▸ **OBJECTIVE**
Scan the records for the word "bosatt". Copy each line that includes it.

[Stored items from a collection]
....

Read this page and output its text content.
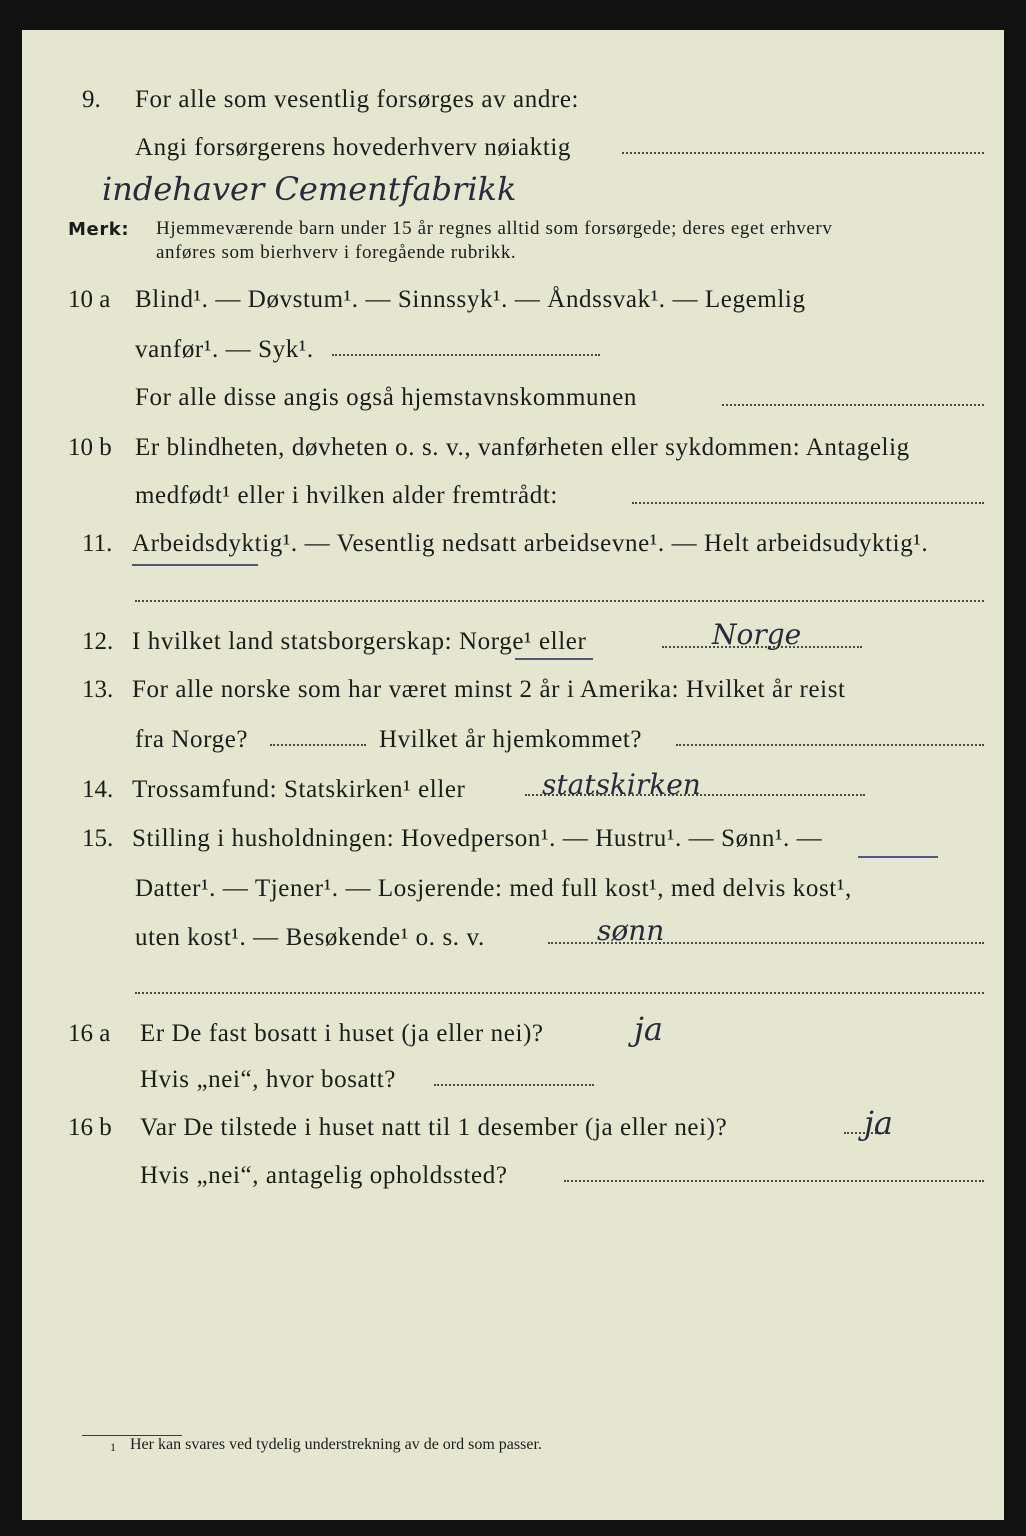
9. For alle som vesentlig forsørges av andre:
Angi forsørgerens hovederhverv nøiaktig
indehaver Cementfabrikk
Merk: Hjemmeværende barn under 15 år regnes alltid som forsørgede; deres eget erhverv
anføres som bierhverv i foregående rubrikk.
10 a Blind¹. — Døvstum¹. — Sinnssyk¹. — Åndssvak¹. — Legemlig
vanfør¹. — Syk¹.
For alle disse angis også hjemstavnskommunen
10 b Er blindheten, døvheten o. s. v., vanførheten eller sykdommen: Antagelig
medfødt¹ eller i hvilken alder fremtrådt:
11. Arbeidsdyktig¹. — Vesentlig nedsatt arbeidsevne¹. — Helt arbeidsudyktig¹.
12. I hvilket land statsborgerskap: Norge¹ eller	Norge
13. For alle norske som har været minst 2 år i Amerika: Hvilket år reist
fra Norge?	Hvilket år hjemkommet?
14. Trossamfund: Statskirken¹ eller	statskirken
15. Stilling i husholdningen: Hovedperson¹. — Hustru¹. — Sønn¹. —
Datter¹. — Tjener¹. — Losjerende: med full kost¹, med delvis kost¹,
uten kost¹. — Besøkende¹ o. s. v.	sønn
16 a Er De fast bosatt i huset (ja eller nei)?	ja
Hvis „nei“, hvor bosatt?
16 b Var De tilstede i huset natt til 1 desember (ja eller nei)?	ja
Hvis „nei“, antagelig opholdssted?
1 Her kan svares ved tydelig understrekning av de ord som passer.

....

▸ **SOLUTION TO THE EXERCISE**
16 a Er De fast bosatt i huset (ja eller nei)?	ja
Hvis „nei“, hvor bosatt?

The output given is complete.